== Work instructions ==
Lines holding the string "subtitle" are the ones to copy from this listing.

[Items from a data source]
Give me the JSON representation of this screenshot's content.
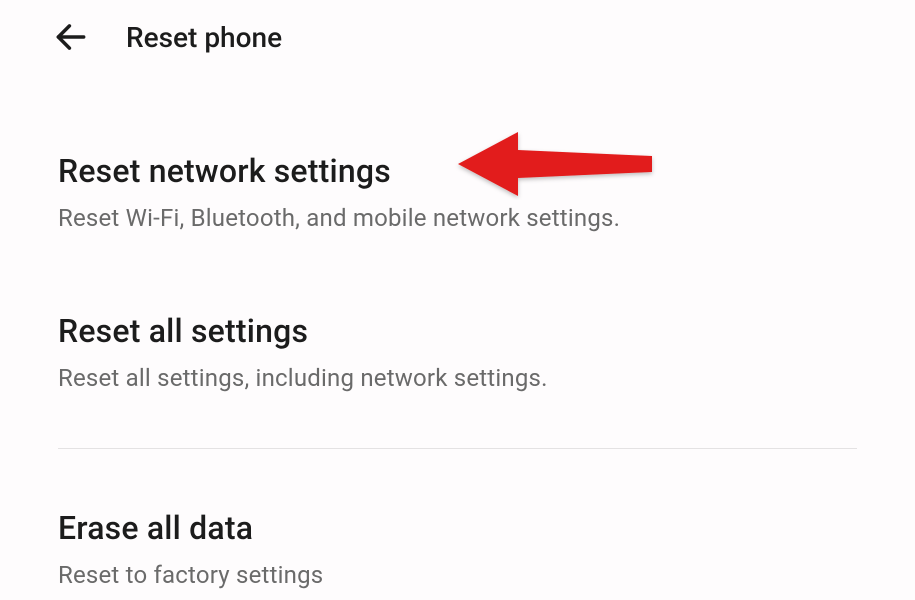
{
  "header": {
    "title": "Reset phone"
  },
  "options": [
    {
      "title": "Reset network settings",
      "subtitle": "Reset Wi-Fi, Bluetooth, and mobile network settings."
    },
    {
      "title": "Reset all settings",
      "subtitle": "Reset all settings, including network settings."
    },
    {
      "title": "Erase all data",
      "subtitle": "Reset to factory settings"
    }
  ]
}
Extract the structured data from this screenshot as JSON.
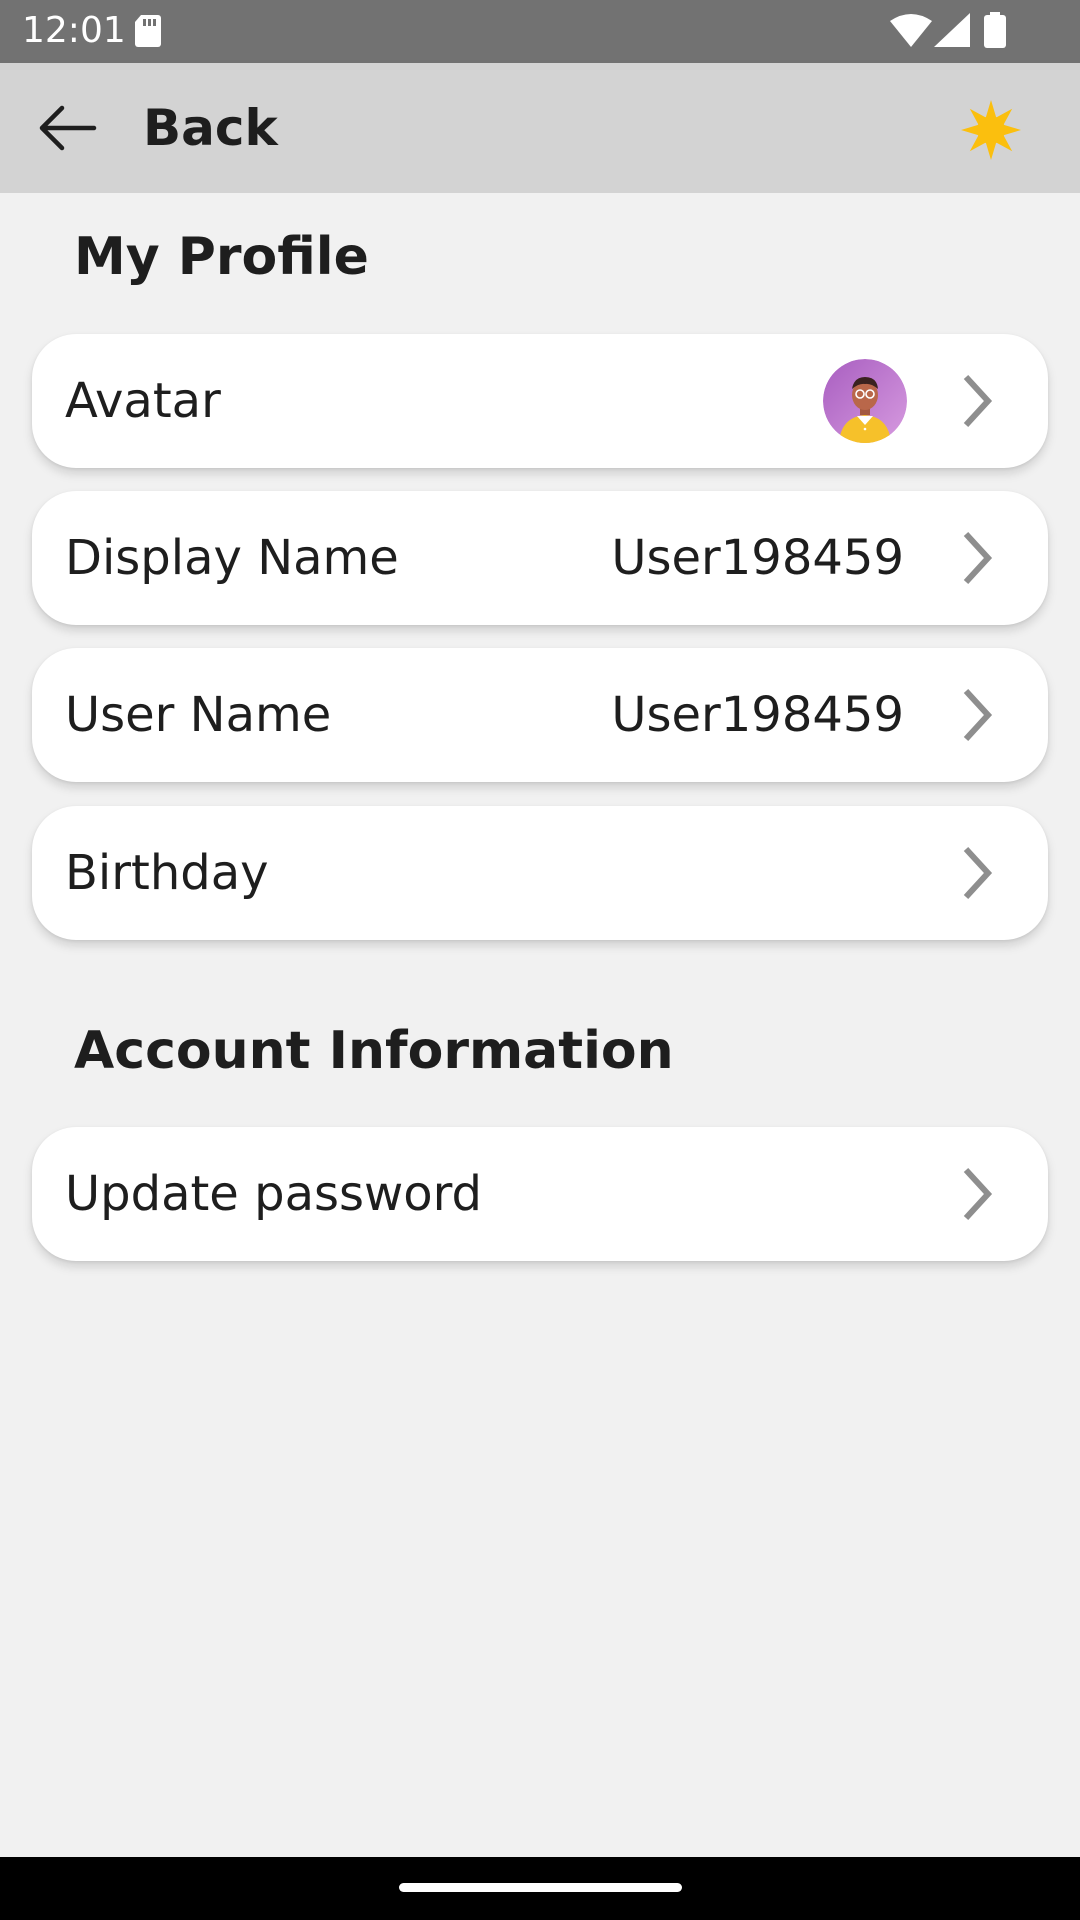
{
  "status_bar": {
    "time": "12:01",
    "icons": [
      "sd-card-icon",
      "wifi-icon",
      "signal-icon",
      "battery-icon"
    ]
  },
  "app_bar": {
    "back_label": "Back",
    "back_icon": "arrow-left-icon",
    "action_icon": "sun-icon",
    "accent_color": "#fbbf0e"
  },
  "profile": {
    "title": "My Profile",
    "items": [
      {
        "label": "Avatar",
        "value": "",
        "has_avatar": true
      },
      {
        "label": "Display Name",
        "value": "User198459"
      },
      {
        "label": "User Name",
        "value": "User198459"
      },
      {
        "label": "Birthday",
        "value": ""
      }
    ]
  },
  "account": {
    "title": "Account Information",
    "items": [
      {
        "label": "Update password",
        "value": ""
      }
    ]
  },
  "colors": {
    "background": "#f1f1f1",
    "card": "#ffffff",
    "app_bar": "#d3d3d3",
    "status_bar": "#727272",
    "chevron": "#8e8e8e",
    "avatar_bg": "#b56bc8"
  }
}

== Task response ==
      "subtitle": "Reset Wi-Fi, Bluetooth, and mobile network settings."
      "subtitle": "Reset all settings, including network settings."
      "subtitle": "Reset to factory settings"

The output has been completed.